INSTRUCTIONS TO FOLLOW: Lines that hold the word "Purva" should be located and copied.

AVAILABLE RECORDS:
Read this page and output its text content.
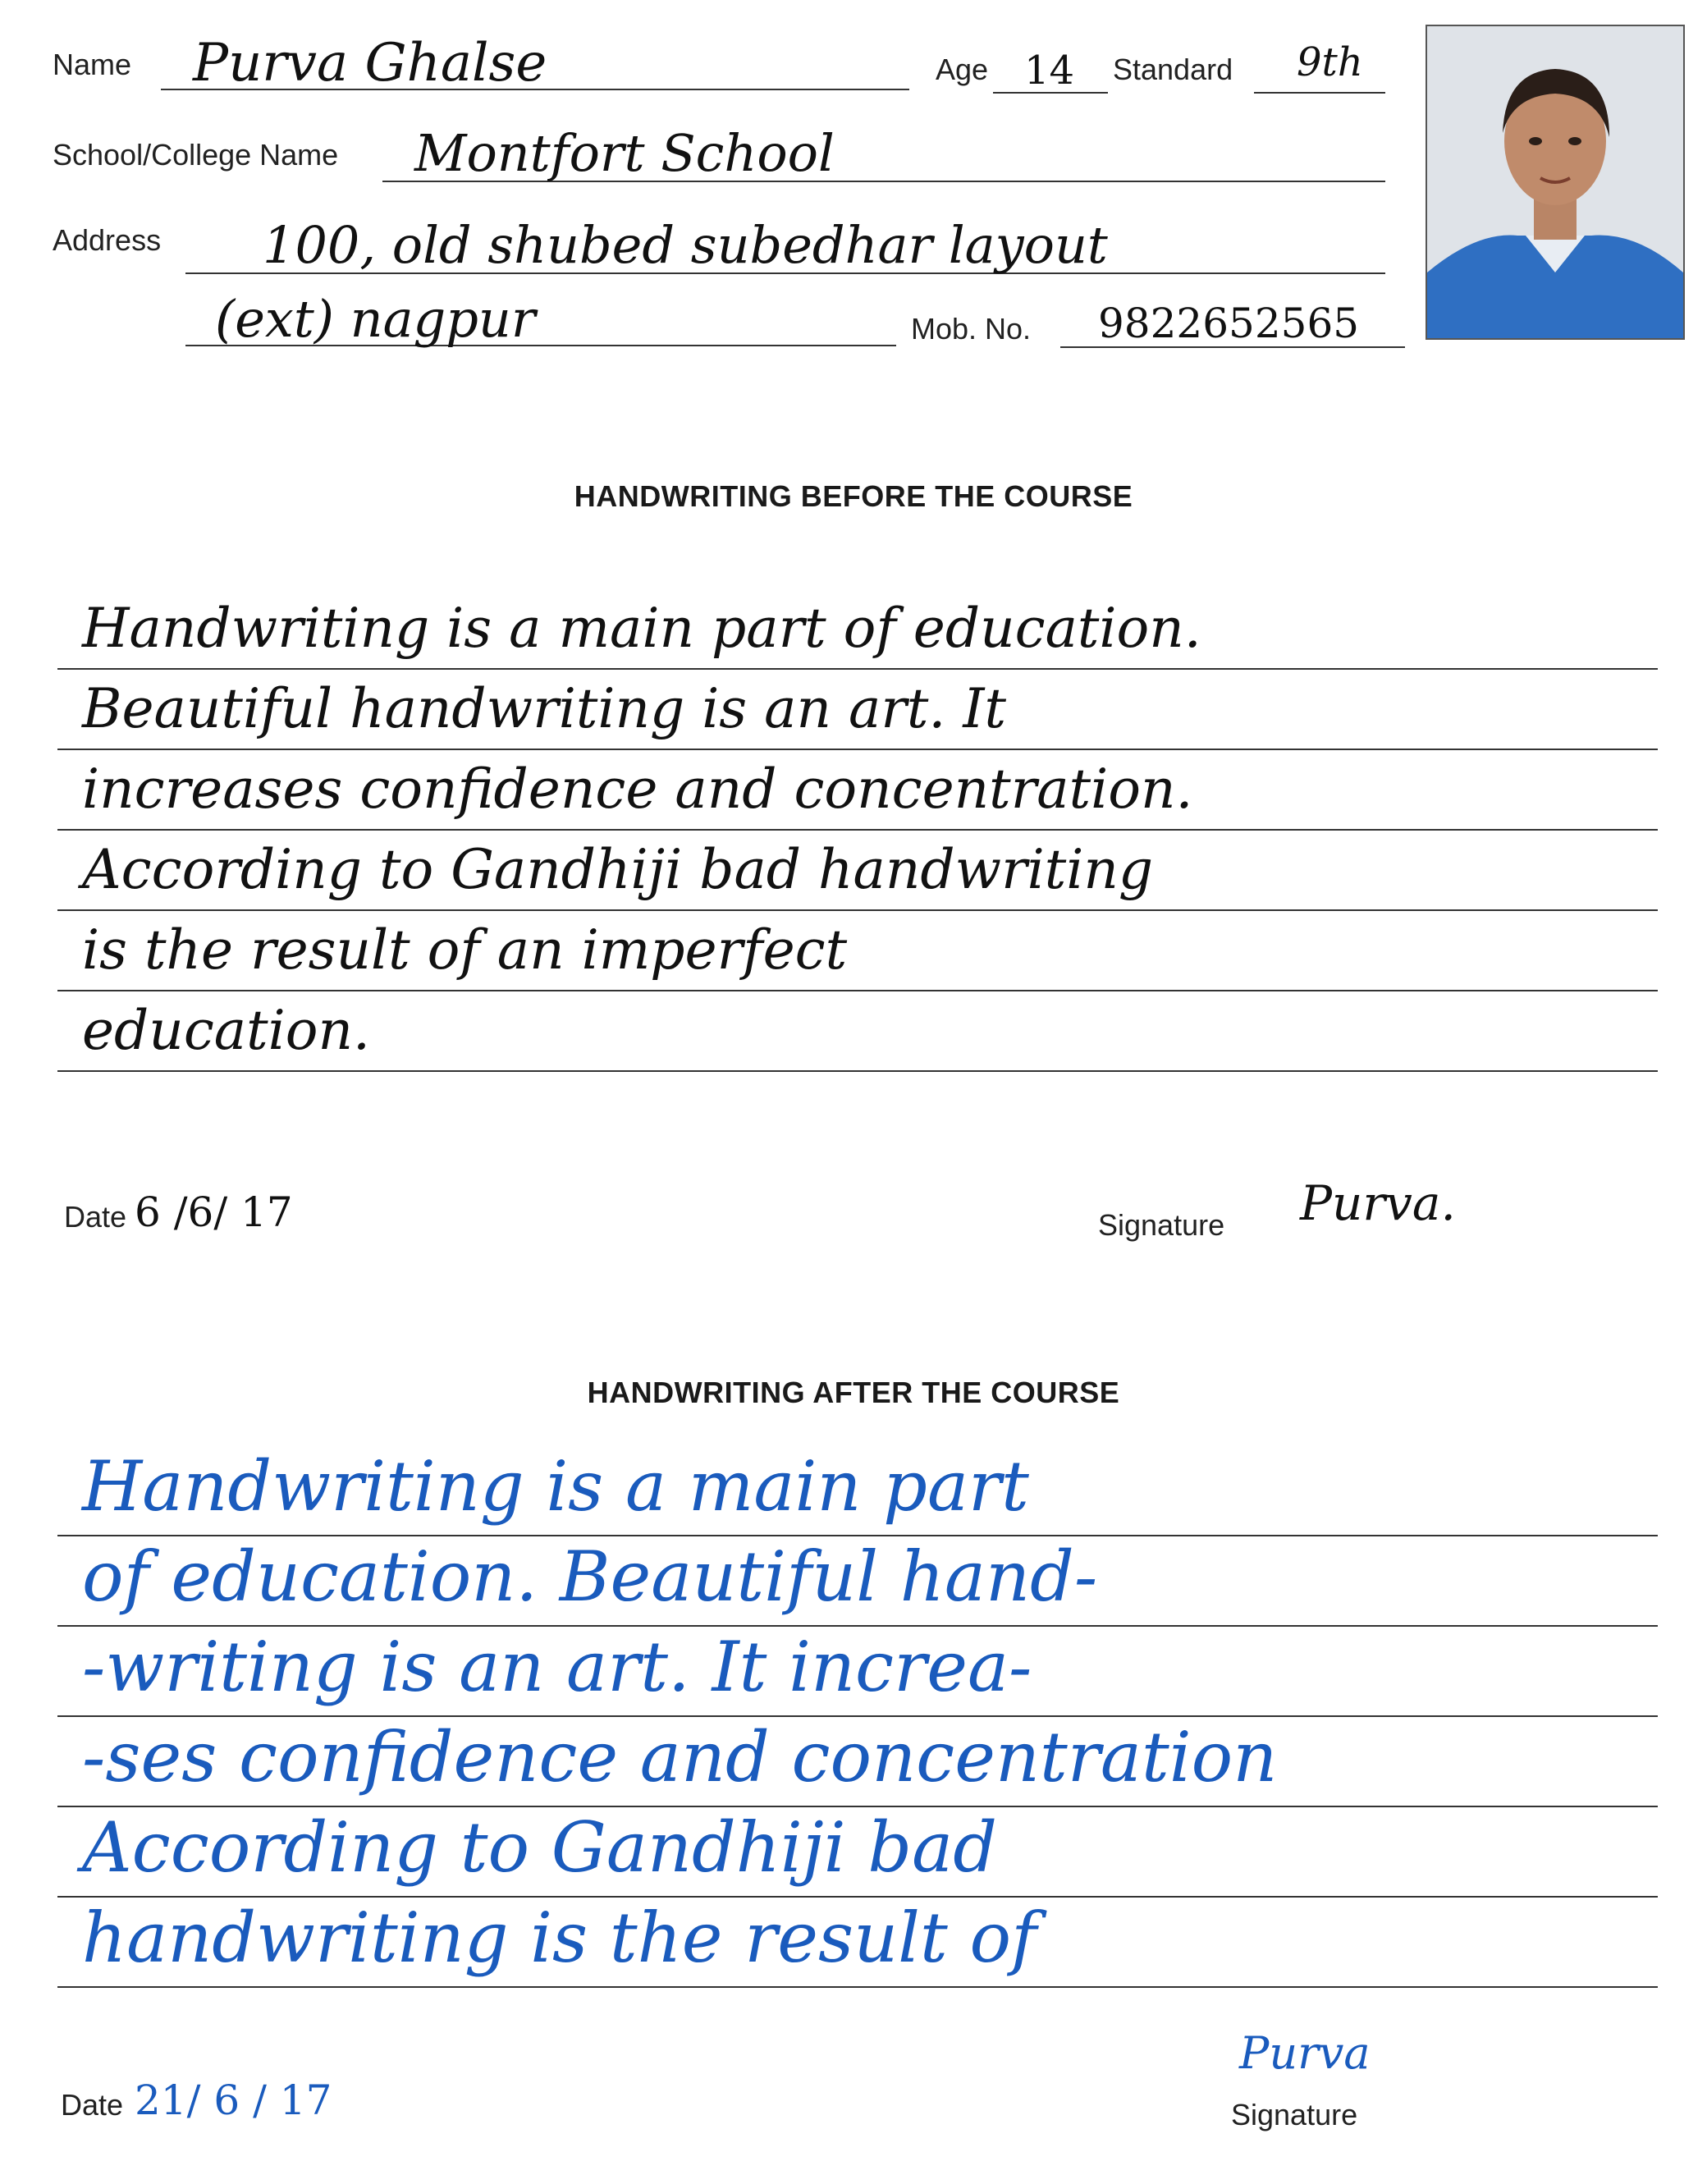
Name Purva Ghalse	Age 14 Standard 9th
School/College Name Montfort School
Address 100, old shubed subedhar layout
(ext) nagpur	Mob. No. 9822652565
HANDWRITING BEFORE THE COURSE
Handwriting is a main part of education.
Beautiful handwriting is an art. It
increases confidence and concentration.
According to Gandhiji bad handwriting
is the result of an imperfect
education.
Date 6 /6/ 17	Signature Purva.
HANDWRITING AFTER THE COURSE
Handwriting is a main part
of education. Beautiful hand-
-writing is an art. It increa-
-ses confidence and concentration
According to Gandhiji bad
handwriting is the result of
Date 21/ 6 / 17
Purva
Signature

==

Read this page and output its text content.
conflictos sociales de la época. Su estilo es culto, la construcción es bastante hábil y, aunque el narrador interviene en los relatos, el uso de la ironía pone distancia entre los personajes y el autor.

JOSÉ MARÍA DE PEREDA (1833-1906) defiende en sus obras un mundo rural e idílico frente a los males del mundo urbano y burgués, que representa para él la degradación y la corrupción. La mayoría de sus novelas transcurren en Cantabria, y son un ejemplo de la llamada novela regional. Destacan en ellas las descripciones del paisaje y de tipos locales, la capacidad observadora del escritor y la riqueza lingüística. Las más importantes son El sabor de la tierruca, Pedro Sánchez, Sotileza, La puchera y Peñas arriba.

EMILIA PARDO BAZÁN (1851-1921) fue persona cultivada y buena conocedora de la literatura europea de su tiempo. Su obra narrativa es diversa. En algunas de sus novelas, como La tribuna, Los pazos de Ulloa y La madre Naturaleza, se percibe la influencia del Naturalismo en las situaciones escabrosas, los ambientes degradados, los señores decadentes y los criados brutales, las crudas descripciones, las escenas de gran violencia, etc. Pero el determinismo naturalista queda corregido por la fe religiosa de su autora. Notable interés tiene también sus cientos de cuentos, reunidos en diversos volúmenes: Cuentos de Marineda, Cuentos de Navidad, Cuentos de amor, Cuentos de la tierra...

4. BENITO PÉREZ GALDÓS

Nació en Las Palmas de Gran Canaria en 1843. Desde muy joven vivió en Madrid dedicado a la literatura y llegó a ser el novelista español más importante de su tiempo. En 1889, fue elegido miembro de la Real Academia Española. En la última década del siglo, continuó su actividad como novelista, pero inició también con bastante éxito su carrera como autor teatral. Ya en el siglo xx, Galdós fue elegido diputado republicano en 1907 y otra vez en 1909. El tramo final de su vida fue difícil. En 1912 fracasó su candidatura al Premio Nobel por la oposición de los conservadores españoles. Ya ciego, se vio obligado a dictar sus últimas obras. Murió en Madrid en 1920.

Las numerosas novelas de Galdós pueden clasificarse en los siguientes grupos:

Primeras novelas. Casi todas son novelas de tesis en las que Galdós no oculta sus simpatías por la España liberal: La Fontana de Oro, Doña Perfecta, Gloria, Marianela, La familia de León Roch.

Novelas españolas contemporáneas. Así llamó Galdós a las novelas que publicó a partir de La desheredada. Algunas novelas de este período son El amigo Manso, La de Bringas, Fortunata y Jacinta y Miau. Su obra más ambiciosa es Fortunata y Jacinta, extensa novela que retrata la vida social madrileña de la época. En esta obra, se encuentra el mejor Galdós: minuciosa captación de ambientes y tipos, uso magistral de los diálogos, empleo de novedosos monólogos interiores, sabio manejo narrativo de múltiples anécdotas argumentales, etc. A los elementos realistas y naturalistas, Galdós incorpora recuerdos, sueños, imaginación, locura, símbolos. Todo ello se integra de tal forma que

COMPLETE ANSWER:
Name Purva Ghalse	Age 14 Standard 9th
Date 6 /6/ 17	Signature Purva.
Purva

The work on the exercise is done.